### To do
Your task is to filter the entries and copy every line containing the string "skogen".

((

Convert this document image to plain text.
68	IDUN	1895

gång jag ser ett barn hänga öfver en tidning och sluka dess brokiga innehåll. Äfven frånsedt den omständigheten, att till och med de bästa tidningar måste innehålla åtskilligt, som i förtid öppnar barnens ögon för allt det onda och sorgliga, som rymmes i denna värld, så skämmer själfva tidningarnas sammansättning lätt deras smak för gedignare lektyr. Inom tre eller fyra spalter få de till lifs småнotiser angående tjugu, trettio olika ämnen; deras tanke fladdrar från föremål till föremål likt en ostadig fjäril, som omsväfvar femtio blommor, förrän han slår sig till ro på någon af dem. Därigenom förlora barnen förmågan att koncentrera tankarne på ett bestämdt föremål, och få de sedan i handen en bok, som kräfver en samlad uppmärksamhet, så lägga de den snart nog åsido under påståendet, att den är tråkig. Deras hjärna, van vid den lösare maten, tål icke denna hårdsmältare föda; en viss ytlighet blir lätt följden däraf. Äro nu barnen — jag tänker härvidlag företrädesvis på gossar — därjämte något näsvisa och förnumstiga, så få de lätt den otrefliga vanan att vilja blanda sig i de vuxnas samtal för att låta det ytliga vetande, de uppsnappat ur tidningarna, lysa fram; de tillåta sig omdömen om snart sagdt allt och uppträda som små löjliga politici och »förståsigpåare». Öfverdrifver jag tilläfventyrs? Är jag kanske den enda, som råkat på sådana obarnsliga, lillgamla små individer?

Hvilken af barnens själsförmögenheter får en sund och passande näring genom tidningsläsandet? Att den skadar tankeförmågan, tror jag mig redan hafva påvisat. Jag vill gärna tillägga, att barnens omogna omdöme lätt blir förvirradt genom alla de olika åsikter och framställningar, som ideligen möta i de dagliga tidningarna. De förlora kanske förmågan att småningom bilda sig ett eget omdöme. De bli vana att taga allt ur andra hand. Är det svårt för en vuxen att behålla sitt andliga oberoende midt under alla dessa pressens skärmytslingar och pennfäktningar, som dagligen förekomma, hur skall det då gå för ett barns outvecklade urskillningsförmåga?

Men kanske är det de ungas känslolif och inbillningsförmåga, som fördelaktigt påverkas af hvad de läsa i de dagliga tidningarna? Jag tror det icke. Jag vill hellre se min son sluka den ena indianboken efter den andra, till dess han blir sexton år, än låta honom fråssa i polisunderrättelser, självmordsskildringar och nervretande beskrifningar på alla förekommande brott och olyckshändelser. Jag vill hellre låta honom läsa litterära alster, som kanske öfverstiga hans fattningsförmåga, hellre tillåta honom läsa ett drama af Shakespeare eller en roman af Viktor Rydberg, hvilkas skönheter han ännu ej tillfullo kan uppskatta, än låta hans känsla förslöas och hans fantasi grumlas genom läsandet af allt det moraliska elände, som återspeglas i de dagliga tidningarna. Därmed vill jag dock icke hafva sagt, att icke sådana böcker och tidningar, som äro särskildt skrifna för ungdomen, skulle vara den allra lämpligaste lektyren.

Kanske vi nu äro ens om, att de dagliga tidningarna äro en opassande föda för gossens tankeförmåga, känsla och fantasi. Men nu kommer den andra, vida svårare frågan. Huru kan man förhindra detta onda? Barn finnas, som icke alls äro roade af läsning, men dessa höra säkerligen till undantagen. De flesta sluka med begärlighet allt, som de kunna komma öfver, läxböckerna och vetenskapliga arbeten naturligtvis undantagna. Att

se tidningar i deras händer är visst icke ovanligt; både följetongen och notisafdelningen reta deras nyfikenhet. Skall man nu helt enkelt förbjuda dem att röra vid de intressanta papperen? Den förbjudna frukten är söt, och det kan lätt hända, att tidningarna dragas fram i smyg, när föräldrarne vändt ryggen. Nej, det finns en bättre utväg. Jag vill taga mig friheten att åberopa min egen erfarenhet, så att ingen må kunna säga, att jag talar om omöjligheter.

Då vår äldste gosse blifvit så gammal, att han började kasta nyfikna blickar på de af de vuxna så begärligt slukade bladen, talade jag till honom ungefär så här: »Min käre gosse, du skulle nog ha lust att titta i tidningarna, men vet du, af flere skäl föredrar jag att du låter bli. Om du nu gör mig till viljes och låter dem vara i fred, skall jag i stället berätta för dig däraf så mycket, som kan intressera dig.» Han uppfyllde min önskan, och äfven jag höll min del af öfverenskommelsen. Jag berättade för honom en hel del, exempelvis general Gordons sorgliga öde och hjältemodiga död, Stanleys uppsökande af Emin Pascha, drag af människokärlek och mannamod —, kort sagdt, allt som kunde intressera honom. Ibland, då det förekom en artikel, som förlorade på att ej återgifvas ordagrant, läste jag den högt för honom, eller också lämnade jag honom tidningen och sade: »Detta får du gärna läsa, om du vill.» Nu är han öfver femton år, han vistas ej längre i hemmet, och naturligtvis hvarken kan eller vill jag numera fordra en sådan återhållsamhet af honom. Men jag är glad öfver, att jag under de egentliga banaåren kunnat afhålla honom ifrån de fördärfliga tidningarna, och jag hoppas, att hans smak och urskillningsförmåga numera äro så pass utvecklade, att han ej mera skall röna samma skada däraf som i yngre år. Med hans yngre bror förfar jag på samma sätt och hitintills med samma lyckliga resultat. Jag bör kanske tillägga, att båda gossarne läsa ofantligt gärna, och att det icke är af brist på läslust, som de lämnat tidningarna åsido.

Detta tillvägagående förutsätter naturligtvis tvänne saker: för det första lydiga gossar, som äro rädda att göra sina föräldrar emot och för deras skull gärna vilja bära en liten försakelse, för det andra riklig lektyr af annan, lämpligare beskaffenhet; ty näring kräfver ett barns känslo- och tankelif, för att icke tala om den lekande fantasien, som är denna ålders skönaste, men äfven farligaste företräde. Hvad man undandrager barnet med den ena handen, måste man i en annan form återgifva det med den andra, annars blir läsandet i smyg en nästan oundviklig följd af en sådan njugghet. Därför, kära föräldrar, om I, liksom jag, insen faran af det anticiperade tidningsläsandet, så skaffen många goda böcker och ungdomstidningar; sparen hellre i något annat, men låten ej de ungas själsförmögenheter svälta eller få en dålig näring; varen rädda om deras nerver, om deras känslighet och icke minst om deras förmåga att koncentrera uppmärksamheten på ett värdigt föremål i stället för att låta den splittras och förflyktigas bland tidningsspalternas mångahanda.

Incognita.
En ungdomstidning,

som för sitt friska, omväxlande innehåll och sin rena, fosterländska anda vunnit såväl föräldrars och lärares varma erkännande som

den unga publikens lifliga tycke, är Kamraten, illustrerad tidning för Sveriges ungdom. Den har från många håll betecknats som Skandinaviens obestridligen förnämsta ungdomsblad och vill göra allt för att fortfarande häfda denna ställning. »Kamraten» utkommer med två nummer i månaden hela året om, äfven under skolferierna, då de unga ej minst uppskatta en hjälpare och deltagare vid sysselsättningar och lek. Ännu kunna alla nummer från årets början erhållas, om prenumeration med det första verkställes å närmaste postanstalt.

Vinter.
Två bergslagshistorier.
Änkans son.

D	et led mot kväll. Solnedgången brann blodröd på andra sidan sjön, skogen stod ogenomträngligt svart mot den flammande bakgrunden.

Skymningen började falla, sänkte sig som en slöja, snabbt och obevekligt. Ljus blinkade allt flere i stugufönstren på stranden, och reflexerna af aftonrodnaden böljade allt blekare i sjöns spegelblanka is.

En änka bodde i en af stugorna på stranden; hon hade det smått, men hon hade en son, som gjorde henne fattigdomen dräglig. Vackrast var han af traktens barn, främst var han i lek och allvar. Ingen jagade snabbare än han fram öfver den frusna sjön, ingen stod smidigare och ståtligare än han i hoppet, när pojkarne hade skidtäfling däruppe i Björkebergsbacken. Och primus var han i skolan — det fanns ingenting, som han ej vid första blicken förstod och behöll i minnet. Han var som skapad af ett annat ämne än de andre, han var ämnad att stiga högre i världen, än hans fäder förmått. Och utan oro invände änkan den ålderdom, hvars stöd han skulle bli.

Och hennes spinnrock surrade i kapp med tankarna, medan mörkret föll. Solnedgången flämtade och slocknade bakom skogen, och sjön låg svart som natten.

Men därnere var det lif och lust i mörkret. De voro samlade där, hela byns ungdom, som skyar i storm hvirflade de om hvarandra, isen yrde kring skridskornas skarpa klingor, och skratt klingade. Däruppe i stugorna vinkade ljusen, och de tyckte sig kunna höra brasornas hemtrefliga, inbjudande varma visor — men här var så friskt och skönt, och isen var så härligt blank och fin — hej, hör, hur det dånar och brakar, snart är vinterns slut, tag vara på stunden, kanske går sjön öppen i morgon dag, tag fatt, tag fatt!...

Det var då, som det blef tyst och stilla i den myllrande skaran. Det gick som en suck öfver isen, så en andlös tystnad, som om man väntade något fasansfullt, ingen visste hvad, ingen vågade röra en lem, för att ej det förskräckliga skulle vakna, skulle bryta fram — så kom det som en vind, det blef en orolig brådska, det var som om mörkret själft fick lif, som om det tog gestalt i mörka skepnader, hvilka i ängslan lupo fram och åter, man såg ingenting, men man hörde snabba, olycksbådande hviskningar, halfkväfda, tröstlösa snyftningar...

))
((

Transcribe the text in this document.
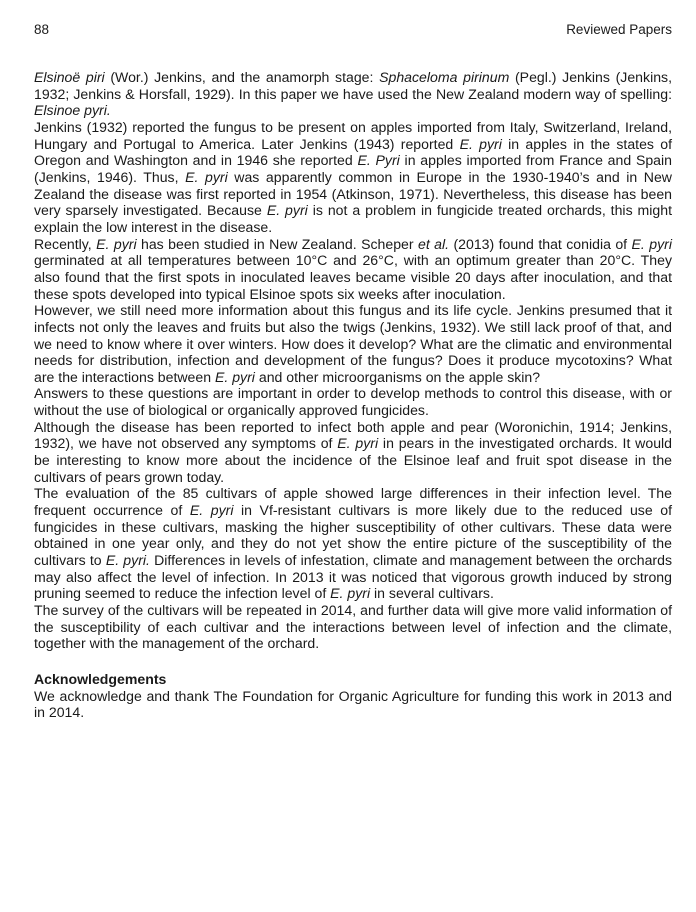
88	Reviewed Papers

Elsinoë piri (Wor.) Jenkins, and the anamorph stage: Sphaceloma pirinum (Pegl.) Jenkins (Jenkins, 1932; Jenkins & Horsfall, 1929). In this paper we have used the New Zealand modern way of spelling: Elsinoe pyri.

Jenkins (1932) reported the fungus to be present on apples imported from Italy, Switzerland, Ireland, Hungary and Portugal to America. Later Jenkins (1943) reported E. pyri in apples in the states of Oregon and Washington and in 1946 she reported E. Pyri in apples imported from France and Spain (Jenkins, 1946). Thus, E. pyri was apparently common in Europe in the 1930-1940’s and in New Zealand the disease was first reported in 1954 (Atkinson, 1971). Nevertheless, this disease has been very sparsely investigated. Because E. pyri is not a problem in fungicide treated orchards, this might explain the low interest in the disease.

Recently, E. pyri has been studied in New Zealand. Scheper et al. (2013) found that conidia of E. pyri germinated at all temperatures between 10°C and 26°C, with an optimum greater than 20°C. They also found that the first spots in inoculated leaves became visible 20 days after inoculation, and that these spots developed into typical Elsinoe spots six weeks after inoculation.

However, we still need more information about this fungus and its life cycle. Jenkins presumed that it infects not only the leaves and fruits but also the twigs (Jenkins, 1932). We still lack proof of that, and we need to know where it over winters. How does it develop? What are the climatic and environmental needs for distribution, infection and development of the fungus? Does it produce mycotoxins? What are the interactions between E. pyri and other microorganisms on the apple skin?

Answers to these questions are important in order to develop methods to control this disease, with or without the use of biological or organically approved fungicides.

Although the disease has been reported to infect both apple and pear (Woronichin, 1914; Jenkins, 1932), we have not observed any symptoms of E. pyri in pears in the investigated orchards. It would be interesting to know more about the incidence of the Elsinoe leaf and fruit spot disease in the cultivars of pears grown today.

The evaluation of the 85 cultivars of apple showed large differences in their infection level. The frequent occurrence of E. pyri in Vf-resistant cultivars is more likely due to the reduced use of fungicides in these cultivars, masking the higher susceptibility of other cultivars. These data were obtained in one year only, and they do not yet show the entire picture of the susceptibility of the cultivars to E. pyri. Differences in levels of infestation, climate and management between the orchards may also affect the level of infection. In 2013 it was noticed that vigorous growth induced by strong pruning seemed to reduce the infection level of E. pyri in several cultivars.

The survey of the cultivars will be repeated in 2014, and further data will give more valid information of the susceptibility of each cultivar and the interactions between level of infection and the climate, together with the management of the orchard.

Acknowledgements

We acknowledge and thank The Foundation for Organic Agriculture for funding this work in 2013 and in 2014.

))

### Expected answer
D	et led mot kväll. Solnedgången brann blodröd på andra sidan sjön, skogen stod ogenomträngligt svart mot den flammande bakgrunden.
Och hennes spinnrock surrade i kapp med tankarna, medan mörkret föll. Solnedgången flämtade och slocknade bakom skogen, och sjön låg svart som natten.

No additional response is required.